__Stated goal__
Look through the material below and count the lines with the string "work". Report only the count.

__Rows__
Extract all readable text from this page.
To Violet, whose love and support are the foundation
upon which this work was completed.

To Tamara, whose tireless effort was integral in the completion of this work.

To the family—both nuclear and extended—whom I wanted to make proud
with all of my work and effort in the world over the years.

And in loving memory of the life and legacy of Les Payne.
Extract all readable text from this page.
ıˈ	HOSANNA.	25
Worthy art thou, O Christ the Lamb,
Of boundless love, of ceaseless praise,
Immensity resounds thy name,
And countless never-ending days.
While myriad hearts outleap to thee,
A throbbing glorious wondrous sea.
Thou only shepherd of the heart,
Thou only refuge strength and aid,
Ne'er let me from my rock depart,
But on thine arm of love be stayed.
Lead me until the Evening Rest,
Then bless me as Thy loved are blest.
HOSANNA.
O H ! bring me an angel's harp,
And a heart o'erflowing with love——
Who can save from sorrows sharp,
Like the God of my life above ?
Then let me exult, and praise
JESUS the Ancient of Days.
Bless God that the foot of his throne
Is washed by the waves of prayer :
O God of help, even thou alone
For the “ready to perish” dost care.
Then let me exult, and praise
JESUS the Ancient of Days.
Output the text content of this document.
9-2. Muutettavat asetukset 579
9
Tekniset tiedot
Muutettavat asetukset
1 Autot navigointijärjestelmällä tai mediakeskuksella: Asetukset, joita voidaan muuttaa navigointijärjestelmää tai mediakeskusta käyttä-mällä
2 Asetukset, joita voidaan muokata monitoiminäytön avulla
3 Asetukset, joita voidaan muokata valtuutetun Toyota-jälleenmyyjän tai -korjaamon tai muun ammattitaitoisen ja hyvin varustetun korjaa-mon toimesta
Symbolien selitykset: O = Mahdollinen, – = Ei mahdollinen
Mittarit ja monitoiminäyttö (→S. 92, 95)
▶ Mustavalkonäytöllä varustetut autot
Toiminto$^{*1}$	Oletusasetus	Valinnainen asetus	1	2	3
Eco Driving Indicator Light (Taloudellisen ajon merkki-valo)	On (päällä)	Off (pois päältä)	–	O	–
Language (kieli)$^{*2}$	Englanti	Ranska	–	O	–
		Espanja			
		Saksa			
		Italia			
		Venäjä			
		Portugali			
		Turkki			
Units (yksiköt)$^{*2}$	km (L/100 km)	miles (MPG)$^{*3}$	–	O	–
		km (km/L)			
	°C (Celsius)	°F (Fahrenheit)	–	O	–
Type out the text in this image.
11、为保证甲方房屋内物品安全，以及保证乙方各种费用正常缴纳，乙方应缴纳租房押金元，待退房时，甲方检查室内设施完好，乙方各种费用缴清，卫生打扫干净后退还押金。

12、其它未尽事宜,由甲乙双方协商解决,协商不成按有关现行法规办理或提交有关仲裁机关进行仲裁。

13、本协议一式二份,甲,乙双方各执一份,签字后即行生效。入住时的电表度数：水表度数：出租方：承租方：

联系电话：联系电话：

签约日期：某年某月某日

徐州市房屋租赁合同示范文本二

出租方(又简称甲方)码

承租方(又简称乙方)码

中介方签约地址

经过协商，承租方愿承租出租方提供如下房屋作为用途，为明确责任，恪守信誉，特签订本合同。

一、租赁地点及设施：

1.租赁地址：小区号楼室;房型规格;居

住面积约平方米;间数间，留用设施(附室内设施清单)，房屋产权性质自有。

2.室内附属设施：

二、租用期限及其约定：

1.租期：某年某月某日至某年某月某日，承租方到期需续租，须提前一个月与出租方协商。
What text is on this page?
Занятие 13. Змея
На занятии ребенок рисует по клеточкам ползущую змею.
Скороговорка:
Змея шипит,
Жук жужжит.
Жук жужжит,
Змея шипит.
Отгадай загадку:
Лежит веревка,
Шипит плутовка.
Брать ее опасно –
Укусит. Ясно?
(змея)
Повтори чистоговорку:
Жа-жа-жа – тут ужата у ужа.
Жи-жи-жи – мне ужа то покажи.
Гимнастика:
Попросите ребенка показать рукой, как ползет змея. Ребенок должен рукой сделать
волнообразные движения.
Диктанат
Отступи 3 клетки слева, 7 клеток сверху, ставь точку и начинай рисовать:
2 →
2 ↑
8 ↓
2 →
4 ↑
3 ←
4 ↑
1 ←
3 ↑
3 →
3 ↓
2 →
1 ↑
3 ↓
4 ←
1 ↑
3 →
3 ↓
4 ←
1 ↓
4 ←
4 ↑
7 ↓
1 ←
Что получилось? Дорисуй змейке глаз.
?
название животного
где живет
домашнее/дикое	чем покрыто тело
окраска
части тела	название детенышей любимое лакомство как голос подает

__Response to this exercise__
3